╔══

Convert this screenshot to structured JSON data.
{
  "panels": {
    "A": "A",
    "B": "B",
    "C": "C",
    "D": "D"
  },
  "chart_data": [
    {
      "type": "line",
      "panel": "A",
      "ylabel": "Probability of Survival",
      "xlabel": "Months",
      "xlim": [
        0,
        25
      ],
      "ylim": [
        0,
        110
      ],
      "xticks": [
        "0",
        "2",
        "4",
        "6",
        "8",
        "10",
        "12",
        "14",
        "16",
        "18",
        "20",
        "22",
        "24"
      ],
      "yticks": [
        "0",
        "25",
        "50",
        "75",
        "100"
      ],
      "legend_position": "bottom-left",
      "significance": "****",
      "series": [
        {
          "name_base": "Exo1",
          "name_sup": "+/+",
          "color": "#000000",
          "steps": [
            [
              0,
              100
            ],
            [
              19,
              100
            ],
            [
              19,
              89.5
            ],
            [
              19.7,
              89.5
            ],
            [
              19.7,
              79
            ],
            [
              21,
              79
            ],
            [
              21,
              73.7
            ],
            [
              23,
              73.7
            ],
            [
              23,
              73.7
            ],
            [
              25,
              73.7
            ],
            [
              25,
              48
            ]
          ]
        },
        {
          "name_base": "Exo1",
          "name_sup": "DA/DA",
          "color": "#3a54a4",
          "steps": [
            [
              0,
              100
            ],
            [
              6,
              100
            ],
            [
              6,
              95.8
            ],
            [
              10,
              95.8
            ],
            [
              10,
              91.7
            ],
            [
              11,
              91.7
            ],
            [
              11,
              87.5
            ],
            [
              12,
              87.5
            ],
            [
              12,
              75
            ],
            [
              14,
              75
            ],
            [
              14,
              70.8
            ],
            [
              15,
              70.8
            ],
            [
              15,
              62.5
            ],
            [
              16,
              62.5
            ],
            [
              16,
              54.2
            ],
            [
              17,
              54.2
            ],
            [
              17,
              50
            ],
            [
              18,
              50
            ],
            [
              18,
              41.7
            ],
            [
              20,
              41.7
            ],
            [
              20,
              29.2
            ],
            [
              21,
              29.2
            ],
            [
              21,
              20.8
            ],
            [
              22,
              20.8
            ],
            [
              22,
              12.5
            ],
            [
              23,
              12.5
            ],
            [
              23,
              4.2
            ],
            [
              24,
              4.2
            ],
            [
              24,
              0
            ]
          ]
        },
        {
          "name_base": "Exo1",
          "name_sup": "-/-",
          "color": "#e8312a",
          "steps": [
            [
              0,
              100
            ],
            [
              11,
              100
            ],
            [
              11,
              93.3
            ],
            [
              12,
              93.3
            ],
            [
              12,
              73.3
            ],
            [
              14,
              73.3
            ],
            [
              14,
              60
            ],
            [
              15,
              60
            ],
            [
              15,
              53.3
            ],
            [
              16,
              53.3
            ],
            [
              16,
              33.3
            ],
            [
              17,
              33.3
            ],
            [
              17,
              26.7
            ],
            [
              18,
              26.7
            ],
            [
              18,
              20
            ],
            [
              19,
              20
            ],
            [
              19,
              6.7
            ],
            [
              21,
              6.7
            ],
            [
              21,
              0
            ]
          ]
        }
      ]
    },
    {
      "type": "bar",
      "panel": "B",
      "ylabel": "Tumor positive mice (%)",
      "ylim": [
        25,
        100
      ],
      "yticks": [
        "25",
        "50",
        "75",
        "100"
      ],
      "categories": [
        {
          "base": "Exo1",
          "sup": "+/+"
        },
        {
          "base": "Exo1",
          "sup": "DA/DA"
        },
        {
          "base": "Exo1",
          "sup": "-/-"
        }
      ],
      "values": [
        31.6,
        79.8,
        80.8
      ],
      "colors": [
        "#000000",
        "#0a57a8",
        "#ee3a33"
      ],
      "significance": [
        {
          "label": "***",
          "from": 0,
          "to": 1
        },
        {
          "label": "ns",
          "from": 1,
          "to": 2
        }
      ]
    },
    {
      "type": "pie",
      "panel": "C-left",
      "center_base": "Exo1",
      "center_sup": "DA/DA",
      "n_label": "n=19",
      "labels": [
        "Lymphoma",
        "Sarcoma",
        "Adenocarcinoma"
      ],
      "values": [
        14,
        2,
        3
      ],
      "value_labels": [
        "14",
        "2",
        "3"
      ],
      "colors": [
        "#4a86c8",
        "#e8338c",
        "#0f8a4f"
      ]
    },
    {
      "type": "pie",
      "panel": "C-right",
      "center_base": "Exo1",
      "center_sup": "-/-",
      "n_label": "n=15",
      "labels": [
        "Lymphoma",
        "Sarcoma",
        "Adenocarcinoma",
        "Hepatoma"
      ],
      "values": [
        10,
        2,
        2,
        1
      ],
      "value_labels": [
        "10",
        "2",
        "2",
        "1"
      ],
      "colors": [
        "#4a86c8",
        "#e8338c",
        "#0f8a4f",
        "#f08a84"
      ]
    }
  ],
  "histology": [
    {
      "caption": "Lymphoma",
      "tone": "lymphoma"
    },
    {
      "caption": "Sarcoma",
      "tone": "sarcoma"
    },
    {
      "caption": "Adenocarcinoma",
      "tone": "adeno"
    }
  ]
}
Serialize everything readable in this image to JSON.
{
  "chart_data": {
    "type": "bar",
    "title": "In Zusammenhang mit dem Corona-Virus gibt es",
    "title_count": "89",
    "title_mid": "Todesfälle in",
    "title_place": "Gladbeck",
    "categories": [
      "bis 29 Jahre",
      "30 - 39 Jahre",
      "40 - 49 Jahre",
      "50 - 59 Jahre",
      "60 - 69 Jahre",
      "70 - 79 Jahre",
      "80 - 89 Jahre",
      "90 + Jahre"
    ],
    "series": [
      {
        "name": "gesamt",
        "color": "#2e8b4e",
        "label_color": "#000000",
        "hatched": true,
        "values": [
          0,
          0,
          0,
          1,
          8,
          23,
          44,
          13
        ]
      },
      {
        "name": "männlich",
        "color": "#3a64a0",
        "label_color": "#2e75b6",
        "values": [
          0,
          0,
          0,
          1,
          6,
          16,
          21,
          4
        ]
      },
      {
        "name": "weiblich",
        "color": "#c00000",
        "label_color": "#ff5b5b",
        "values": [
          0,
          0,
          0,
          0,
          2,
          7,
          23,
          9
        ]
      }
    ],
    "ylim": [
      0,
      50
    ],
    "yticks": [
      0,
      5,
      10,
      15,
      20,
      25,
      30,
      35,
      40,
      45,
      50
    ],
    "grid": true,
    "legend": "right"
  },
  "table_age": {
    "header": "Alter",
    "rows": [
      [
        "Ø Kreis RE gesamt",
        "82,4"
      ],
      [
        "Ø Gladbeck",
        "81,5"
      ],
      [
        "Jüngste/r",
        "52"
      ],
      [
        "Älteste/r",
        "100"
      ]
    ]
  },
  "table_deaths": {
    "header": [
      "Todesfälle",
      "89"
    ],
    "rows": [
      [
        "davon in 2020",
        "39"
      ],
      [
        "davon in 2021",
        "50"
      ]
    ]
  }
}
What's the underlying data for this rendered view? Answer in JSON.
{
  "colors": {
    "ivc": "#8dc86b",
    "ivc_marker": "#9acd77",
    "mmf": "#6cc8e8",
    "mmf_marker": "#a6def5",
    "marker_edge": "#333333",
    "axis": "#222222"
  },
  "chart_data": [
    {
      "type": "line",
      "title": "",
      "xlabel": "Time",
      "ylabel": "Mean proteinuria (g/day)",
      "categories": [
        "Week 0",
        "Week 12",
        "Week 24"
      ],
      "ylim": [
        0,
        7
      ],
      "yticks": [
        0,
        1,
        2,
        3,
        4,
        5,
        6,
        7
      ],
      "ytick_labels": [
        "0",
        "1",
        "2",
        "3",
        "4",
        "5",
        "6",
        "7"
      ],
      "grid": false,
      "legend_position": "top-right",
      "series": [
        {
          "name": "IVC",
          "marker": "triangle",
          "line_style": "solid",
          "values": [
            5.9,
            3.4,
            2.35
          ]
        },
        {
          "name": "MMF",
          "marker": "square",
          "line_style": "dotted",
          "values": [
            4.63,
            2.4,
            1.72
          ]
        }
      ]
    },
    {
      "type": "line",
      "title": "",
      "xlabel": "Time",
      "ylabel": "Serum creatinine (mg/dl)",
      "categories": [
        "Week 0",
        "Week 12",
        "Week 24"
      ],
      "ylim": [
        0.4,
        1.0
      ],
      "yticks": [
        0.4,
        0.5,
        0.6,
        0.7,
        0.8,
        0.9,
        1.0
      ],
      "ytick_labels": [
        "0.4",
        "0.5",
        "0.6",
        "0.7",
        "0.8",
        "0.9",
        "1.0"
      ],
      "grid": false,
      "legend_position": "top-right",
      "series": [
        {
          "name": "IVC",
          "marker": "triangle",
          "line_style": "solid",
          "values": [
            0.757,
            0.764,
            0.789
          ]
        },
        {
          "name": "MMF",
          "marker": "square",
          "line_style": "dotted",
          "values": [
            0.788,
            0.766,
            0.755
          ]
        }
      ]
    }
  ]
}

╚══

__ABOUT THIS TASK__: The answer must consist of each line in the entries above that includes "JSON".

__YOUR SOLUTION__:
Convert this screenshot to structured JSON data.
Serialize everything readable in this image to JSON.
What's the underlying data for this rendered view? Answer in JSON.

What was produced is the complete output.